**TASK TO CARRY OUT**.
Provide an exact copy of the data, excluding the images.

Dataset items
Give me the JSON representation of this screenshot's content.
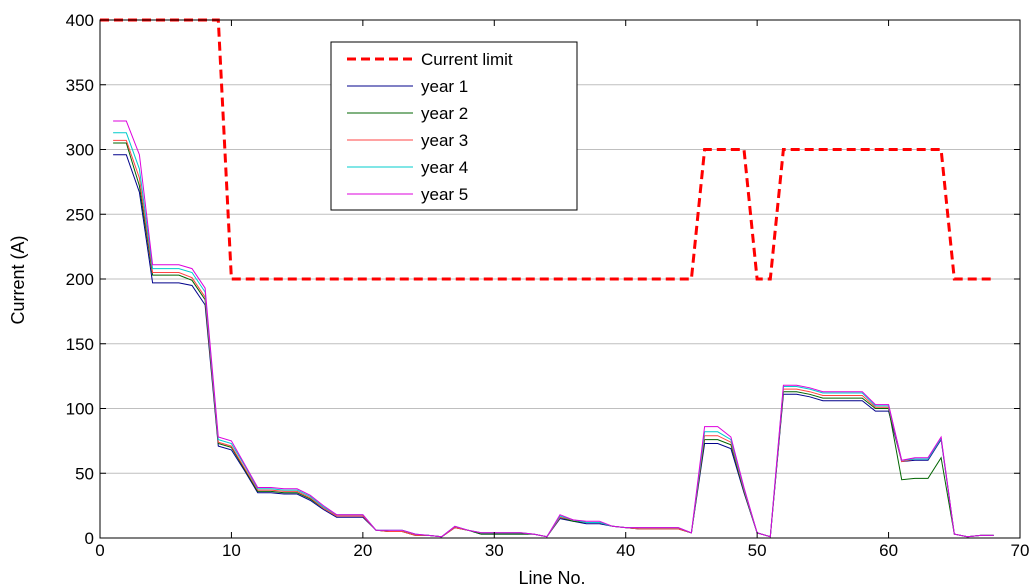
{
  "chart_data": {
    "type": "line",
    "title": "",
    "xlabel": "Line No.",
    "ylabel": "Current (A)",
    "xlim": [
      0,
      70
    ],
    "ylim": [
      0,
      400
    ],
    "xticks": [
      "0",
      "10",
      "20",
      "30",
      "40",
      "50",
      "60",
      "70"
    ],
    "yticks": [
      "0",
      "50",
      "100",
      "150",
      "200",
      "250",
      "300",
      "350",
      "400"
    ],
    "grid": "horizontal",
    "legend_position": "top-center",
    "x": [
      1,
      2,
      3,
      4,
      5,
      6,
      7,
      8,
      9,
      10,
      11,
      12,
      13,
      14,
      15,
      16,
      17,
      18,
      19,
      20,
      21,
      22,
      23,
      24,
      25,
      26,
      27,
      28,
      29,
      30,
      31,
      32,
      33,
      34,
      35,
      36,
      37,
      38,
      39,
      40,
      41,
      42,
      43,
      44,
      45,
      46,
      47,
      48,
      49,
      50,
      51,
      52,
      53,
      54,
      55,
      56,
      57,
      58,
      59,
      60,
      61,
      62,
      63,
      64,
      65,
      66,
      67,
      68
    ],
    "series": [
      {
        "name": "Current limit",
        "color": "#ff0000",
        "dashed": true,
        "points": [
          [
            0,
            400
          ],
          [
            9,
            400
          ],
          [
            10,
            200
          ],
          [
            45,
            200
          ],
          [
            46,
            300
          ],
          [
            49,
            300
          ],
          [
            50,
            200
          ],
          [
            51,
            200
          ],
          [
            52,
            300
          ],
          [
            64,
            300
          ],
          [
            65,
            200
          ],
          [
            68,
            200
          ]
        ]
      },
      {
        "name": "year 1",
        "color": "#00008b",
        "values": [
          296,
          296,
          267,
          197,
          197,
          197,
          195,
          180,
          71,
          68,
          52,
          35,
          35,
          34,
          34,
          29,
          22,
          16,
          16,
          16,
          6,
          5,
          5,
          2,
          2,
          1,
          8,
          6,
          3,
          3,
          3,
          3,
          3,
          1,
          15,
          13,
          11,
          11,
          9,
          8,
          7,
          7,
          7,
          7,
          4,
          73,
          73,
          69,
          35,
          4,
          1,
          111,
          111,
          109,
          106,
          106,
          106,
          106,
          98,
          98,
          59,
          60,
          60,
          76,
          3,
          1,
          2,
          2
        ]
      },
      {
        "name": "year 2",
        "color": "#006400",
        "values": [
          305,
          305,
          272,
          203,
          203,
          203,
          199,
          184,
          73,
          70,
          53,
          36,
          36,
          35,
          35,
          30,
          23,
          17,
          17,
          17,
          6,
          5,
          5,
          2,
          2,
          1,
          8,
          6,
          3,
          3,
          3,
          3,
          3,
          1,
          16,
          13,
          12,
          12,
          9,
          8,
          7,
          7,
          7,
          7,
          4,
          76,
          76,
          72,
          36,
          4,
          1,
          113,
          113,
          111,
          108,
          108,
          108,
          108,
          100,
          100,
          45,
          46,
          46,
          62,
          3,
          1,
          2,
          2
        ]
      },
      {
        "name": "year 3",
        "color": "#ff4444",
        "values": [
          307,
          307,
          278,
          205,
          205,
          205,
          201,
          186,
          74,
          71,
          54,
          37,
          37,
          36,
          36,
          31,
          23,
          17,
          17,
          17,
          6,
          5,
          5,
          2,
          2,
          1,
          8,
          6,
          4,
          4,
          4,
          4,
          3,
          1,
          16,
          14,
          12,
          12,
          9,
          8,
          7,
          7,
          7,
          7,
          4,
          79,
          79,
          74,
          37,
          4,
          1,
          115,
          115,
          113,
          110,
          110,
          110,
          110,
          101,
          101,
          59,
          61,
          61,
          77,
          3,
          1,
          2,
          2
        ]
      },
      {
        "name": "year 4",
        "color": "#00cccc",
        "values": [
          313,
          313,
          285,
          208,
          208,
          208,
          205,
          190,
          76,
          73,
          56,
          38,
          38,
          37,
          37,
          32,
          24,
          18,
          18,
          18,
          6,
          6,
          6,
          3,
          2,
          1,
          9,
          6,
          4,
          4,
          4,
          4,
          3,
          1,
          17,
          14,
          12,
          12,
          9,
          8,
          8,
          8,
          8,
          8,
          4,
          82,
          82,
          76,
          38,
          4,
          1,
          117,
          117,
          115,
          112,
          112,
          112,
          112,
          102,
          102,
          60,
          61,
          61,
          77,
          3,
          1,
          2,
          2
        ]
      },
      {
        "name": "year 5",
        "color": "#dd00dd",
        "values": [
          322,
          322,
          296,
          211,
          211,
          211,
          208,
          193,
          78,
          75,
          57,
          39,
          39,
          38,
          38,
          33,
          25,
          18,
          18,
          18,
          6,
          6,
          6,
          3,
          2,
          1,
          9,
          6,
          4,
          4,
          4,
          4,
          3,
          1,
          18,
          14,
          13,
          13,
          9,
          8,
          8,
          8,
          8,
          8,
          4,
          86,
          86,
          78,
          39,
          4,
          1,
          118,
          118,
          116,
          113,
          113,
          113,
          113,
          103,
          103,
          60,
          62,
          62,
          78,
          3,
          1,
          2,
          2
        ]
      }
    ]
  }
}
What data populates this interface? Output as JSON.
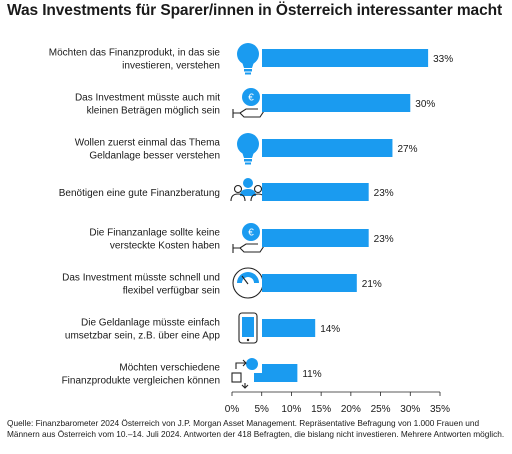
{
  "title": "Was Investments für Sparer/innen in Österreich interessanter macht",
  "source": "Quelle: Finanzbarometer 2024 Österreich von J.P. Morgan Asset Management. Repräsentative Befragung von 1.000 Frauen und Männern aus Österreich vom 10.–14. Juli 2024. Antworten der 418 Befragten, die bislang nicht investieren.  Mehrere Antworten möglich.",
  "chart_data": {
    "type": "bar",
    "orientation": "horizontal",
    "bar_color": "#1a9bf0",
    "categories": [
      [
        "Möchten das Finanzprodukt, in das sie",
        "investieren, verstehen"
      ],
      [
        "Das Investment müsste auch mit",
        "kleinen Beträgen möglich sein"
      ],
      [
        "Wollen zuerst einmal das Thema",
        "Geldanlage besser verstehen"
      ],
      [
        "Benötigen eine gute Finanzberatung"
      ],
      [
        "Die Finanzanlage sollte keine",
        "versteckte Kosten haben"
      ],
      [
        "Das Investment müsste schnell und",
        "flexibel verfügbar sein"
      ],
      [
        "Die Geldanlage müsste einfach",
        "umsetzbar sein, z.B. über eine App"
      ],
      [
        "Möchten verschiedene",
        "Finanzprodukte vergleichen können"
      ]
    ],
    "values": [
      33,
      30,
      27,
      23,
      23,
      21,
      14,
      11
    ],
    "value_labels": [
      "33%",
      "30%",
      "27%",
      "23%",
      "23%",
      "21%",
      "14%",
      "11%"
    ],
    "icons": [
      "lightbulb-icon",
      "hand-coin-icon",
      "lightbulb-icon",
      "people-icon",
      "hand-coin-icon",
      "speedometer-icon",
      "smartphone-icon",
      "compare-icon"
    ],
    "xlim": [
      0,
      35
    ],
    "xticks": [
      "0%",
      "5%",
      "10%",
      "15%",
      "20%",
      "25%",
      "30%",
      "35%"
    ],
    "grid": false
  }
}
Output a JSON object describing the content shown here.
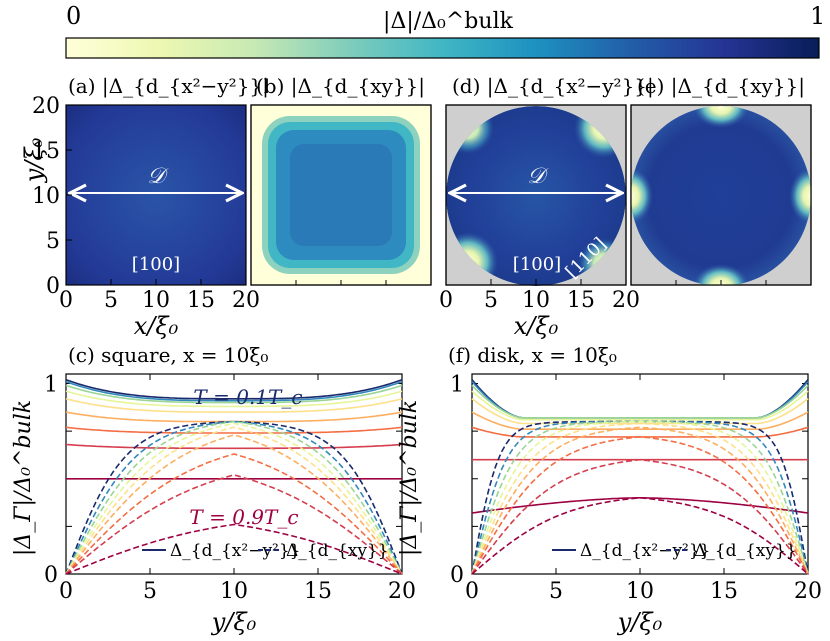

**OUTPUT**.
Give me the JSON representation of this screenshot's content.
{
  "chart_data": {
    "type": "line",
    "title": "",
    "xlabel": "Line No.",
    "ylabel": "Current (A)",
    "xlim": [
      0,
      70
    ],
    "ylim": [
      0,
      400
    ],
    "xticks": [
      "0",
      "10",
      "20",
      "30",
      "40",
      "50",
      "60",
      "70"
    ],
    "yticks": [
      "0",
      "50",
      "100",
      "150",
      "200",
      "250",
      "300",
      "350",
      "400"
    ],
    "grid": "horizontal",
    "legend_position": "top-center",
    "x": [
      1,
      2,
      3,
      4,
      5,
      6,
      7,
      8,
      9,
      10,
      11,
      12,
      13,
      14,
      15,
      16,
      17,
      18,
      19,
      20,
      21,
      22,
      23,
      24,
      25,
      26,
      27,
      28,
      29,
      30,
      31,
      32,
      33,
      34,
      35,
      36,
      37,
      38,
      39,
      40,
      41,
      42,
      43,
      44,
      45,
      46,
      47,
      48,
      49,
      50,
      51,
      52,
      53,
      54,
      55,
      56,
      57,
      58,
      59,
      60,
      61,
      62,
      63,
      64,
      65,
      66,
      67,
      68
    ],
    "series": [
      {
        "name": "Current limit",
        "color": "#ff0000",
        "dashed": true,
        "points": [
          [
            0,
            400
          ],
          [
            9,
            400
          ],
          [
            10,
            200
          ],
          [
            45,
            200
          ],
          [
            46,
            300
          ],
          [
            49,
            300
          ],
          [
            50,
            200
          ],
          [
            51,
            200
          ],
          [
            52,
            300
          ],
          [
            64,
            300
          ],
          [
            65,
            200
          ],
          [
            68,
            200
          ]
        ]
      },
      {
        "name": "year 1",
        "color": "#00008b",
        "values": [
          296,
          296,
          267,
          197,
          197,
          197,
          195,
          180,
          71,
          68,
          52,
          35,
          35,
          34,
          34,
          29,
          22,
          16,
          16,
          16,
          6,
          5,
          5,
          2,
          2,
          1,
          8,
          6,
          3,
          3,
          3,
          3,
          3,
          1,
          15,
          13,
          11,
          11,
          9,
          8,
          7,
          7,
          7,
          7,
          4,
          73,
          73,
          69,
          35,
          4,
          1,
          111,
          111,
          109,
          106,
          106,
          106,
          106,
          98,
          98,
          59,
          60,
          60,
          76,
          3,
          1,
          2,
          2
        ]
      },
      {
        "name": "year 2",
        "color": "#006400",
        "values": [
          305,
          305,
          272,
          203,
          203,
          203,
          199,
          184,
          73,
          70,
          53,
          36,
          36,
          35,
          35,
          30,
          23,
          17,
          17,
          17,
          6,
          5,
          5,
          2,
          2,
          1,
          8,
          6,
          3,
          3,
          3,
          3,
          3,
          1,
          16,
          13,
          12,
          12,
          9,
          8,
          7,
          7,
          7,
          7,
          4,
          76,
          76,
          72,
          36,
          4,
          1,
          113,
          113,
          111,
          108,
          108,
          108,
          108,
          100,
          100,
          45,
          46,
          46,
          62,
          3,
          1,
          2,
          2
        ]
      },
      {
        "name": "year 3",
        "color": "#ff4444",
        "values": [
          307,
          307,
          278,
          205,
          205,
          205,
          201,
          186,
          74,
          71,
          54,
          37,
          37,
          36,
          36,
          31,
          23,
          17,
          17,
          17,
          6,
          5,
          5,
          2,
          2,
          1,
          8,
          6,
          4,
          4,
          4,
          4,
          3,
          1,
          16,
          14,
          12,
          12,
          9,
          8,
          7,
          7,
          7,
          7,
          4,
          79,
          79,
          74,
          37,
          4,
          1,
          115,
          115,
          113,
          110,
          110,
          110,
          110,
          101,
          101,
          59,
          61,
          61,
          77,
          3,
          1,
          2,
          2
        ]
      },
      {
        "name": "year 4",
        "color": "#00cccc",
        "values": [
          313,
          313,
          285,
          208,
          208,
          208,
          205,
          190,
          76,
          73,
          56,
          38,
          38,
          37,
          37,
          32,
          24,
          18,
          18,
          18,
          6,
          6,
          6,
          3,
          2,
          1,
          9,
          6,
          4,
          4,
          4,
          4,
          3,
          1,
          17,
          14,
          12,
          12,
          9,
          8,
          8,
          8,
          8,
          8,
          4,
          82,
          82,
          76,
          38,
          4,
          1,
          117,
          117,
          115,
          112,
          112,
          112,
          112,
          102,
          102,
          60,
          61,
          61,
          77,
          3,
          1,
          2,
          2
        ]
      },
      {
        "name": "year 5",
        "color": "#dd00dd",
        "values": [
          322,
          322,
          296,
          211,
          211,
          211,
          208,
          193,
          78,
          75,
          57,
          39,
          39,
          38,
          38,
          33,
          25,
          18,
          18,
          18,
          6,
          6,
          6,
          3,
          2,
          1,
          9,
          6,
          4,
          4,
          4,
          4,
          3,
          1,
          18,
          14,
          13,
          13,
          9,
          8,
          8,
          8,
          8,
          8,
          4,
          86,
          86,
          78,
          39,
          4,
          1,
          118,
          118,
          116,
          113,
          113,
          113,
          113,
          103,
          103,
          60,
          62,
          62,
          78,
          3,
          1,
          2,
          2
        ]
      }
    ]
  }
}
What data populates this interface? Output as JSON.
{
  "title": "Was Investments für Sparer/innen in Österreich interessanter macht",
  "source": "Quelle: Finanzbarometer 2024 Österreich von J.P. Morgan Asset Management. Repräsentative Befragung von 1.000 Frauen und Männern aus Österreich vom 10.–14. Juli 2024. Antworten der 418 Befragten, die bislang nicht investieren.  Mehrere Antworten möglich.",
  "chart_data": {
    "type": "bar",
    "orientation": "horizontal",
    "bar_color": "#1a9bf0",
    "categories": [
      [
        "Möchten das Finanzprodukt, in das sie",
        "investieren, verstehen"
      ],
      [
        "Das Investment müsste auch mit",
        "kleinen Beträgen möglich sein"
      ],
      [
        "Wollen zuerst einmal das Thema",
        "Geldanlage besser verstehen"
      ],
      [
        "Benötigen eine gute Finanzberatung"
      ],
      [
        "Die Finanzanlage sollte keine",
        "versteckte Kosten haben"
      ],
      [
        "Das Investment müsste schnell und",
        "flexibel verfügbar sein"
      ],
      [
        "Die Geldanlage müsste einfach",
        "umsetzbar sein, z.B. über eine App"
      ],
      [
        "Möchten verschiedene",
        "Finanzprodukte vergleichen können"
      ]
    ],
    "values": [
      33,
      30,
      27,
      23,
      23,
      21,
      14,
      11
    ],
    "value_labels": [
      "33%",
      "30%",
      "27%",
      "23%",
      "23%",
      "21%",
      "14%",
      "11%"
    ],
    "icons": [
      "lightbulb-icon",
      "hand-coin-icon",
      "lightbulb-icon",
      "people-icon",
      "hand-coin-icon",
      "speedometer-icon",
      "smartphone-icon",
      "compare-icon"
    ],
    "xlim": [
      0,
      35
    ],
    "xticks": [
      "0%",
      "5%",
      "10%",
      "15%",
      "20%",
      "25%",
      "30%",
      "35%"
    ],
    "grid": false
  }
}
Output a JSON object describing the content shown here.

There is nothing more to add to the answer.